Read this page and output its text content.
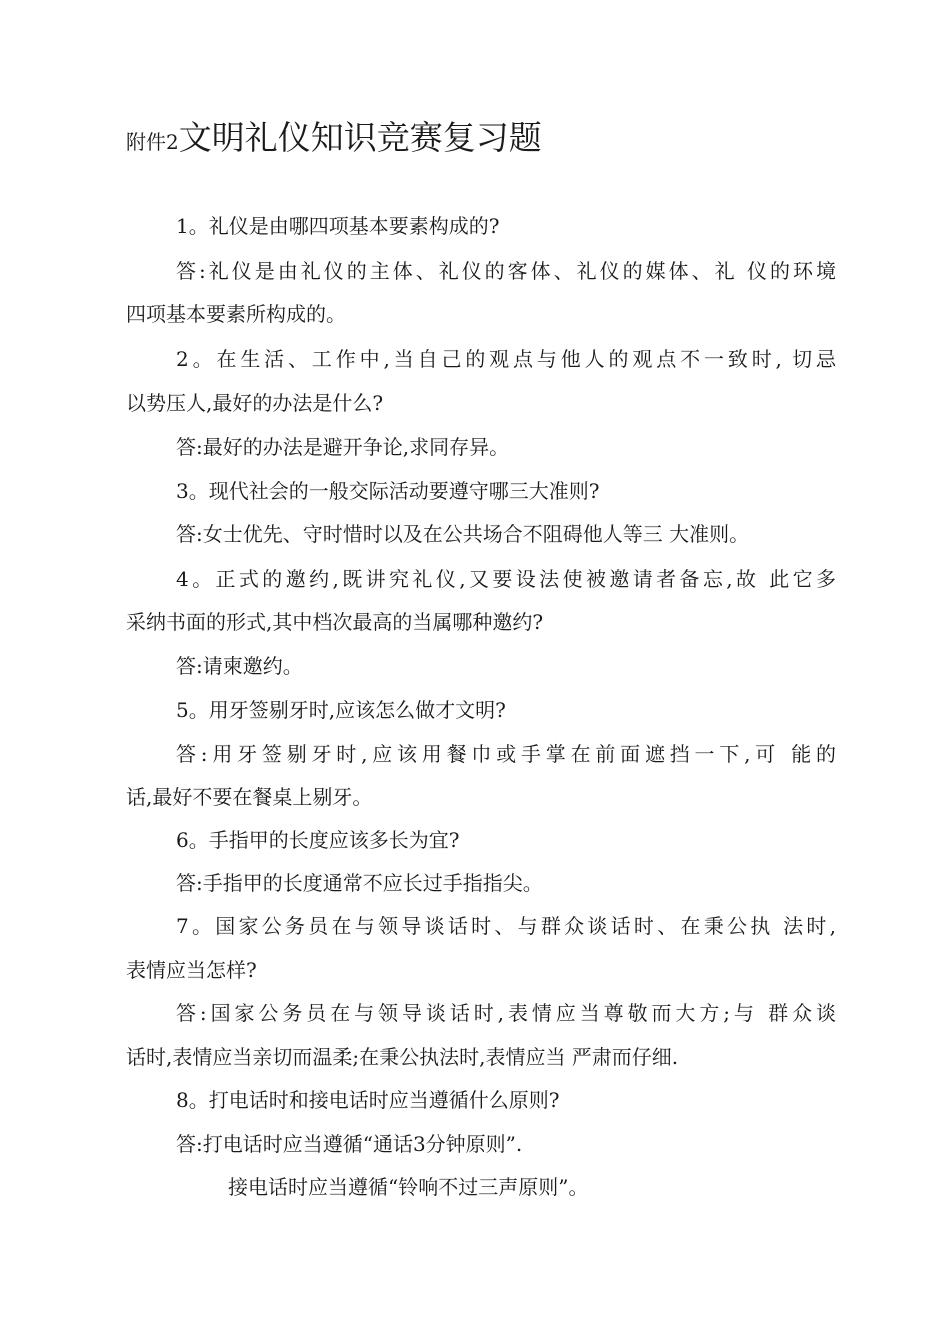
附件2文明礼仪知识竞赛复习题
1。礼仪是由哪四项基本要素构成的?
答:礼仪是由礼仪的主体、礼仪的客体、礼仪的媒体、礼 仪的环境
四项基本要素所构成的。
2。在生活、工作中,当自己的观点与他人的观点不一致时, 切忌
以势压人,最好的办法是什么?
答:最好的办法是避开争论,求同存异。
3。现代社会的一般交际活动要遵守哪三大准则?
答:女士优先、守时惜时以及在公共场合不阻碍他人等三 大准则。
4。正式的邀约,既讲究礼仪,又要设法使被邀请者备忘,故 此它多
采纳书面的形式,其中档次最高的当属哪种邀约?
答:请柬邀约。
5。用牙签剔牙时,应该怎么做才文明?
答:用牙签剔牙时,应该用餐巾或手掌在前面遮挡一下,可 能的
话,最好不要在餐桌上剔牙。
6。手指甲的长度应该多长为宜?
答:手指甲的长度通常不应长过手指指尖。
7。国家公务员在与领导谈话时、与群众谈话时、在秉公执 法时,
表情应当怎样?
答:国家公务员在与领导谈话时,表情应当尊敬而大方;与 群众谈
话时,表情应当亲切而温柔;在秉公执法时,表情应当 严肃而仔细.
8。打电话时和接电话时应当遵循什么原则?
答:打电话时应当遵循“通话3分钟原则”.
接电话时应当遵循“铃响不过三声原则”。
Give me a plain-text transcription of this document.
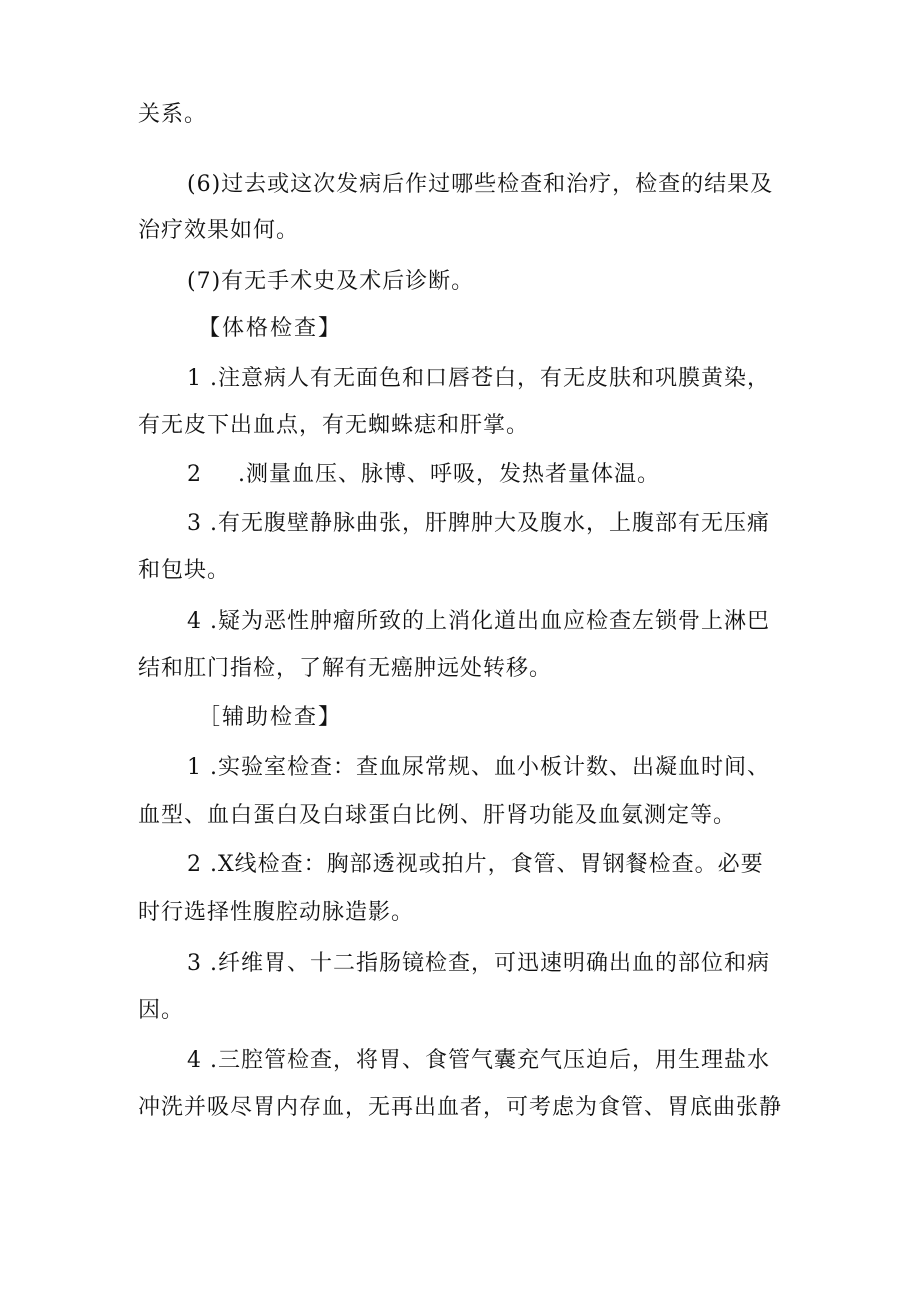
关系。
(6)过去或这次发病后作过哪些检查和治疗，检查的结果及
治疗效果如何。
(7)有无手术史及术后诊断。
【体格检查】
1 .注意病人有无面色和口唇苍白，有无皮肤和巩膜黄染，
有无皮下出血点，有无蜘蛛痣和肝掌。
2 .测量血压、脉博、呼吸，发热者量体温。
3 .有无腹壁静脉曲张，肝脾肿大及腹水，上腹部有无压痛
和包块。
4 .疑为恶性肿瘤所致的上消化道出血应检查左锁骨上淋巴
结和肛门指检，了解有无癌肿远处转移。
［辅助检查】
1 .实验室检查：查血尿常规、血小板计数、出凝血时间、
血型、血白蛋白及白球蛋白比例、肝肾功能及血氨测定等。
2 .X线检查：胸部透视或拍片，食管、胃钢餐检查。必要
时行选择性腹腔动脉造影。
3 .纤维胃、十二指肠镜检查，可迅速明确出血的部位和病
因。
4 .三腔管检查，将胃、食管气囊充气压迫后，用生理盐水
冲洗并吸尽胃内存血，无再出血者，可考虑为食管、胃底曲张静
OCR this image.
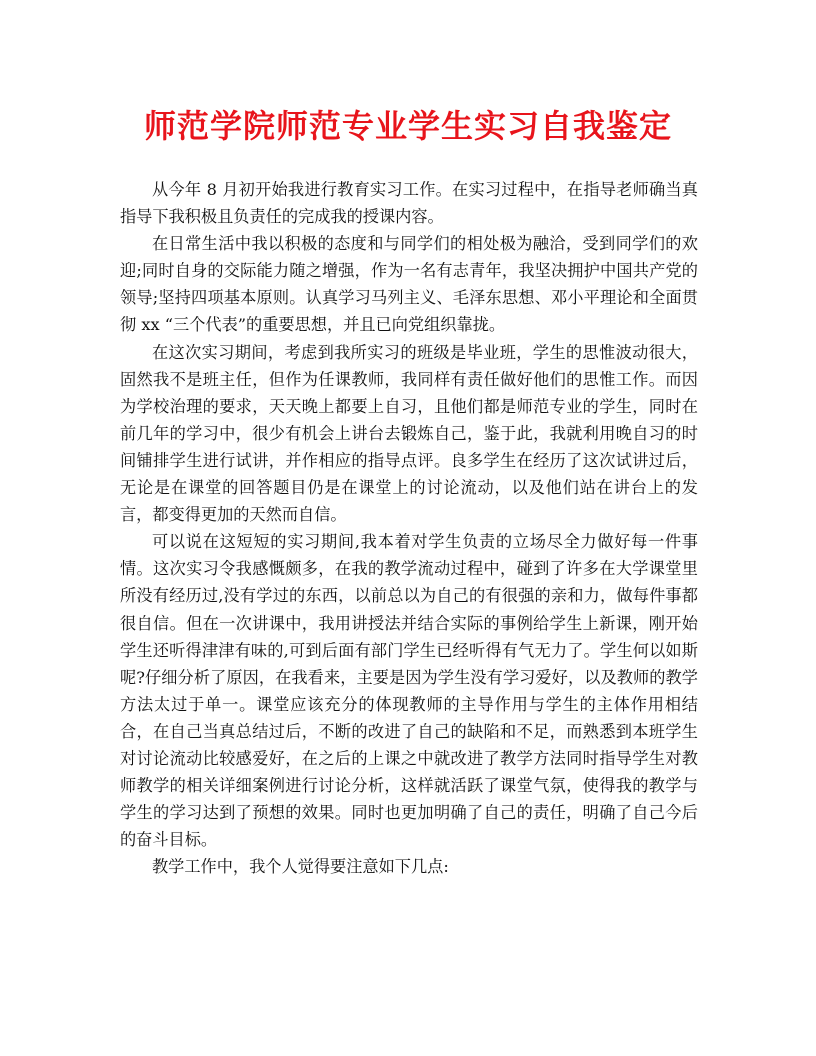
师范学院师范专业学生实习自我鉴定

从今年 8 月初开始我进行教育实习工作。在实习过程中，在指导老师确当真指导下我积极且负责任的完成我的授课内容。

在日常生活中我以积极的态度和与同学们的相处极为融洽，受到同学们的欢迎;同时自身的交际能力随之增强，作为一名有志青年，我坚决拥护中国共产党的领导;坚持四项基本原则。认真学习马列主义、毛泽东思想、邓小平理论和全面贯彻 xx “三个代表”的重要思想，并且已向党组织靠拢。

在这次实习期间，考虑到我所实习的班级是毕业班，学生的思惟波动很大，固然我不是班主任，但作为任课教师，我同样有责任做好他们的思惟工作。而因为学校治理的要求，天天晚上都要上自习，且他们都是师范专业的学生，同时在前几年的学习中，很少有机会上讲台去锻炼自己，鉴于此，我就利用晚自习的时间铺排学生进行试讲，并作相应的指导点评。良多学生在经历了这次试讲过后，无论是在课堂的回答题目仍是在课堂上的讨论流动，以及他们站在讲台上的发言，都变得更加的天然而自信。

可以说在这短短的实习期间,我本着对学生负责的立场尽全力做好每一件事情。这次实习令我感慨颇多，在我的教学流动过程中，碰到了许多在大学课堂里所没有经历过,没有学过的东西，以前总以为自己的有很强的亲和力，做每件事都很自信。但在一次讲课中，我用讲授法并结合实际的事例给学生上新课，刚开始学生还听得津津有味的,可到后面有部门学生已经听得有气无力了。学生何以如斯呢?仔细分析了原因，在我看来，主要是因为学生没有学习爱好，以及教师的教学方法太过于单一。课堂应该充分的体现教师的主导作用与学生的主体作用相结合，在自己当真总结过后，不断的改进了自己的缺陷和不足，而熟悉到本班学生对讨论流动比较感爱好，在之后的上课之中就改进了教学方法同时指导学生对教师教学的相关详细案例进行讨论分析，这样就活跃了课堂气氛，使得我的教学与学生的学习达到了预想的效果。同时也更加明确了自己的责任，明确了自己今后的奋斗目标。

教学工作中，我个人觉得要注意如下几点:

▶ [DO THIS]
Write out again every line above exactly as given; the pictures do not belong in the copy.

▶ [FINAL RESULT]
Read this page and output its text content.
附件2文明礼仪知识竞赛复习题
1。礼仪是由哪四项基本要素构成的?
答:礼仪是由礼仪的主体、礼仪的客体、礼仪的媒体、礼 仪的环境
四项基本要素所构成的。
2。在生活、工作中,当自己的观点与他人的观点不一致时, 切忌
以势压人,最好的办法是什么?
答:最好的办法是避开争论,求同存异。
3。现代社会的一般交际活动要遵守哪三大准则?
答:女士优先、守时惜时以及在公共场合不阻碍他人等三 大准则。
4。正式的邀约,既讲究礼仪,又要设法使被邀请者备忘,故 此它多
采纳书面的形式,其中档次最高的当属哪种邀约?
答:请柬邀约。
5。用牙签剔牙时,应该怎么做才文明?
答:用牙签剔牙时,应该用餐巾或手掌在前面遮挡一下,可 能的
话,最好不要在餐桌上剔牙。
6。手指甲的长度应该多长为宜?
答:手指甲的长度通常不应长过手指指尖。
7。国家公务员在与领导谈话时、与群众谈话时、在秉公执 法时,
表情应当怎样?
答:国家公务员在与领导谈话时,表情应当尊敬而大方;与 群众谈
话时,表情应当亲切而温柔;在秉公执法时,表情应当 严肃而仔细.
8。打电话时和接电话时应当遵循什么原则?
答:打电话时应当遵循“通话3分钟原则”.
接电话时应当遵循“铃响不过三声原则”。
Give me a plain-text transcription of this document.
关系。
(6)过去或这次发病后作过哪些检查和治疗，检查的结果及
治疗效果如何。
(7)有无手术史及术后诊断。
【体格检查】
1 .注意病人有无面色和口唇苍白，有无皮肤和巩膜黄染，
有无皮下出血点，有无蜘蛛痣和肝掌。
2 .测量血压、脉博、呼吸，发热者量体温。
3 .有无腹壁静脉曲张，肝脾肿大及腹水，上腹部有无压痛
和包块。
4 .疑为恶性肿瘤所致的上消化道出血应检查左锁骨上淋巴
结和肛门指检，了解有无癌肿远处转移。
［辅助检查】
1 .实验室检查：查血尿常规、血小板计数、出凝血时间、
血型、血白蛋白及白球蛋白比例、肝肾功能及血氨测定等。
2 .X线检查：胸部透视或拍片，食管、胃钢餐检查。必要
时行选择性腹腔动脉造影。
3 .纤维胃、十二指肠镜检查，可迅速明确出血的部位和病
因。
4 .三腔管检查，将胃、食管气囊充气压迫后，用生理盐水
冲洗并吸尽胃内存血，无再出血者，可考虑为食管、胃底曲张静
OCR this image.
师范学院师范专业学生实习自我鉴定

从今年 8 月初开始我进行教育实习工作。在实习过程中，在指导老师确当真指导下我积极且负责任的完成我的授课内容。

在日常生活中我以积极的态度和与同学们的相处极为融洽，受到同学们的欢迎;同时自身的交际能力随之增强，作为一名有志青年，我坚决拥护中国共产党的领导;坚持四项基本原则。认真学习马列主义、毛泽东思想、邓小平理论和全面贯彻 xx “三个代表”的重要思想，并且已向党组织靠拢。

在这次实习期间，考虑到我所实习的班级是毕业班，学生的思惟波动很大，固然我不是班主任，但作为任课教师，我同样有责任做好他们的思惟工作。而因为学校治理的要求，天天晚上都要上自习，且他们都是师范专业的学生，同时在前几年的学习中，很少有机会上讲台去锻炼自己，鉴于此，我就利用晚自习的时间铺排学生进行试讲，并作相应的指导点评。良多学生在经历了这次试讲过后，无论是在课堂的回答题目仍是在课堂上的讨论流动，以及他们站在讲台上的发言，都变得更加的天然而自信。

可以说在这短短的实习期间,我本着对学生负责的立场尽全力做好每一件事情。这次实习令我感慨颇多，在我的教学流动过程中，碰到了许多在大学课堂里所没有经历过,没有学过的东西，以前总以为自己的有很强的亲和力，做每件事都很自信。但在一次讲课中，我用讲授法并结合实际的事例给学生上新课，刚开始学生还听得津津有味的,可到后面有部门学生已经听得有气无力了。学生何以如斯呢?仔细分析了原因，在我看来，主要是因为学生没有学习爱好，以及教师的教学方法太过于单一。课堂应该充分的体现教师的主导作用与学生的主体作用相结合，在自己当真总结过后，不断的改进了自己的缺陷和不足，而熟悉到本班学生对讨论流动比较感爱好，在之后的上课之中就改进了教学方法同时指导学生对教师教学的相关详细案例进行讨论分析，这样就活跃了课堂气氛，使得我的教学与学生的学习达到了预想的效果。同时也更加明确了自己的责任，明确了自己今后的奋斗目标。

教学工作中，我个人觉得要注意如下几点:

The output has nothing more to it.